* _INSTRUCTIONS TO FOLLOW_: Filter these entries so that only lines with the word "color" remain.

* _SUPPLIED ENTRIES_:
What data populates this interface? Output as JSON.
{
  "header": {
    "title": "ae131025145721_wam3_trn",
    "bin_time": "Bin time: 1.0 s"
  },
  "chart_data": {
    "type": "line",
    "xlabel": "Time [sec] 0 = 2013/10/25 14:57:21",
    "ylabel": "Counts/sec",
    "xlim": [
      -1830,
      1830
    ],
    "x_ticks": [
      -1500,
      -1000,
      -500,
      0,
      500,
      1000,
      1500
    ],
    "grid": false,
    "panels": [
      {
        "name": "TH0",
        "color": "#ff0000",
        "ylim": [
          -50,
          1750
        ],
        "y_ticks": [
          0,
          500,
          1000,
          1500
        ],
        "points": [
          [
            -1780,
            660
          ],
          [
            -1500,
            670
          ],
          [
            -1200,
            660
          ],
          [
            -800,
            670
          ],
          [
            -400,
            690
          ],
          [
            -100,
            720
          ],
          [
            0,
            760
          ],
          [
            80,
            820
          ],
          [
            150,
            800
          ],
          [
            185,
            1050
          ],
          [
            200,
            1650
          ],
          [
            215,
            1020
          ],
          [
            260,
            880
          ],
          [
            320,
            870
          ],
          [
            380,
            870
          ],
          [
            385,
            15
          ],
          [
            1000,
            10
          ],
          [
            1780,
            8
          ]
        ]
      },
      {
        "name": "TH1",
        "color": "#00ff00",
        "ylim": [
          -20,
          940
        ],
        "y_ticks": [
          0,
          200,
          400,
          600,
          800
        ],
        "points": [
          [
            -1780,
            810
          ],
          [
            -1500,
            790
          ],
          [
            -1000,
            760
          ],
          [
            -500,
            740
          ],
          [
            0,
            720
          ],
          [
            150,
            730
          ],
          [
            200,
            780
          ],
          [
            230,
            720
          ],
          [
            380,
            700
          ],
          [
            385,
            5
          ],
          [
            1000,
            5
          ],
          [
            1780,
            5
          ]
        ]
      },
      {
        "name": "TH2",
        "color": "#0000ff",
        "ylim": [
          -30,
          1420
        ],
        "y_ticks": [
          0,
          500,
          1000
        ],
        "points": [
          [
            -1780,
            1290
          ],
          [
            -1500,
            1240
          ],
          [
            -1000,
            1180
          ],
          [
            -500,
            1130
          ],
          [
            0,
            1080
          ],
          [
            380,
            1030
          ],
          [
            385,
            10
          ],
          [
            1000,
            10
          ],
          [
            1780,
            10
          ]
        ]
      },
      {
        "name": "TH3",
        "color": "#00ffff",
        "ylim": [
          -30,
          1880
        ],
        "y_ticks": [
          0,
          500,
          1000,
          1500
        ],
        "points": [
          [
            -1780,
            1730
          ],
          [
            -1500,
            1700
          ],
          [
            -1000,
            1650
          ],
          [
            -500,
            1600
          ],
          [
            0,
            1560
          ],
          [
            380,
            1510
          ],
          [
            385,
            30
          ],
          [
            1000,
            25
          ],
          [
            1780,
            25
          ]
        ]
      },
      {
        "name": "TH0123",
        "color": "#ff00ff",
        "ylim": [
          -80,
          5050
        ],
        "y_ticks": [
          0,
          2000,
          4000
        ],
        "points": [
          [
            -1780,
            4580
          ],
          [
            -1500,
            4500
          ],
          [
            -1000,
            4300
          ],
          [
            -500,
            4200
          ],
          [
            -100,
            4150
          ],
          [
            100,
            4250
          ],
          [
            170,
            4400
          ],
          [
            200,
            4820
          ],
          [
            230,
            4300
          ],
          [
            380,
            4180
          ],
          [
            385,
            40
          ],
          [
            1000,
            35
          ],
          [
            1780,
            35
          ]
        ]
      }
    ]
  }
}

* _RESPONSE_:
        "color": "#ff0000",
        "color": "#00ff00",
        "color": "#0000ff",
        "color": "#00ffff",
        "color": "#ff00ff",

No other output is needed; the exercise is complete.